• Brief
Show every line that has the string "below" in it.

• Input for this task
■ ■ ■ ■ ■

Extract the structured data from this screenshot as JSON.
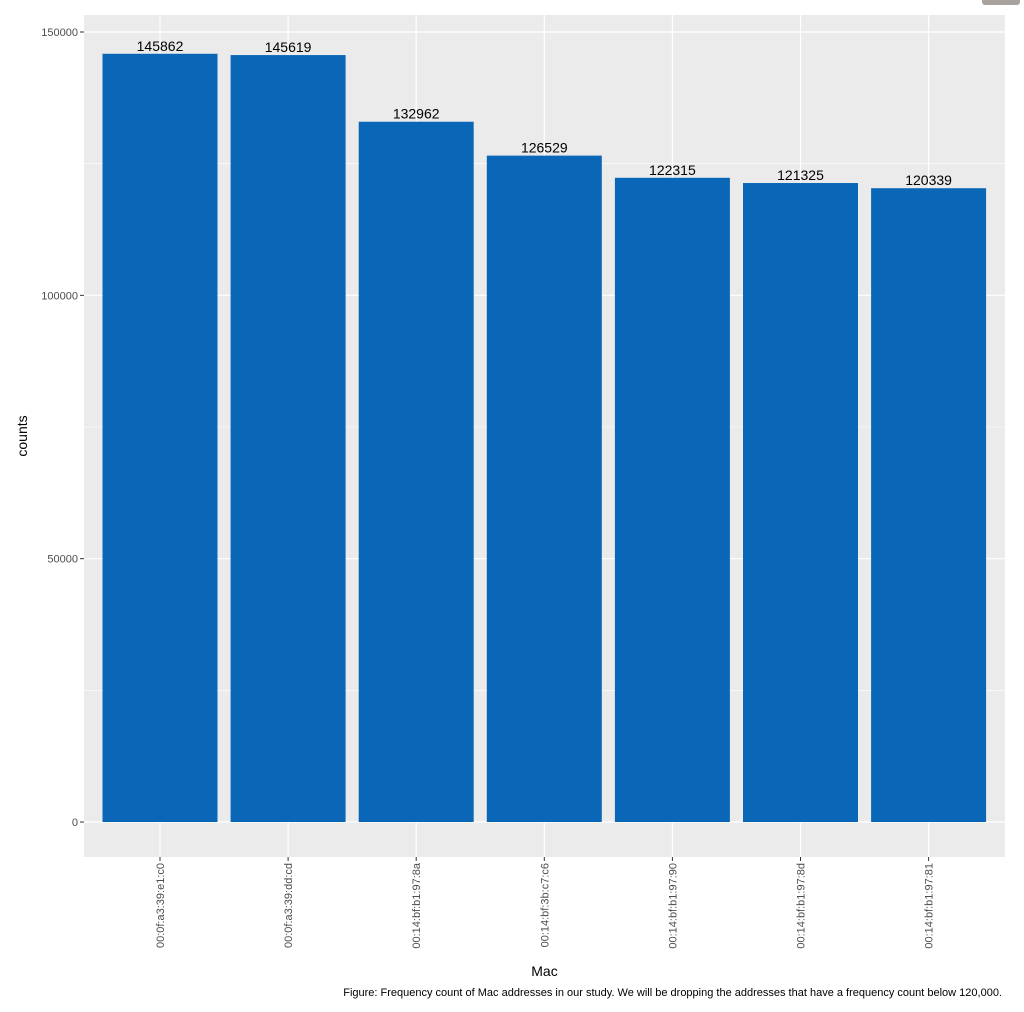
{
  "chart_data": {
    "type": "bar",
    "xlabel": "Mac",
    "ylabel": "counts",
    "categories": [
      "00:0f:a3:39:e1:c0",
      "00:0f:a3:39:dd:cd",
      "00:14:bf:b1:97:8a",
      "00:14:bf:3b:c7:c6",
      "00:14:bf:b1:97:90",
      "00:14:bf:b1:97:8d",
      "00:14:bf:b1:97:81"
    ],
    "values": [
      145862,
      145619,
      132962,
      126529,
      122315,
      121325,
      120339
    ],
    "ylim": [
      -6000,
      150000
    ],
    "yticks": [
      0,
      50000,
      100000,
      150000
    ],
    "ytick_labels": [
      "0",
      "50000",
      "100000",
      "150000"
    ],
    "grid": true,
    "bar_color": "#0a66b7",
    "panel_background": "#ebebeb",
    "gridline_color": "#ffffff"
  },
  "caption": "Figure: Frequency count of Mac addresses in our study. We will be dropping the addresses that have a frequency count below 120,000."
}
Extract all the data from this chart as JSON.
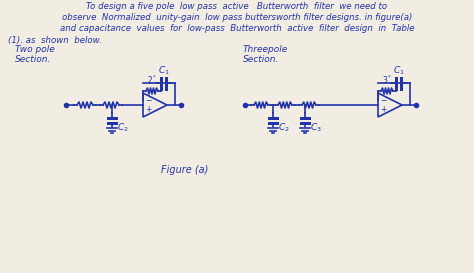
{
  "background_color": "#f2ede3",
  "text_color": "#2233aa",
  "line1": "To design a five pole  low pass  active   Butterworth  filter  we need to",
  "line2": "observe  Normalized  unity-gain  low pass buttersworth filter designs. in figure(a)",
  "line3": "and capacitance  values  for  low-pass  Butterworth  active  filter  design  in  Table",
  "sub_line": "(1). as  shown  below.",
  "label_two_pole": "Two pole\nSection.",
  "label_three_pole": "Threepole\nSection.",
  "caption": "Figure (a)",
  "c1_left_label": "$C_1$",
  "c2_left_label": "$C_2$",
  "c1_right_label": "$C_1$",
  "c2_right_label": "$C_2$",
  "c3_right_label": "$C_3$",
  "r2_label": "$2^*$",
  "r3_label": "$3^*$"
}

■ ■ ■ ■ ■

• Finished exercise
  "caption": "Figure: Frequency count of Mac addresses in our study. We will be dropping the addresses that have a frequency count below 120,000."
  "sub_line": "(1). as  shown  below.",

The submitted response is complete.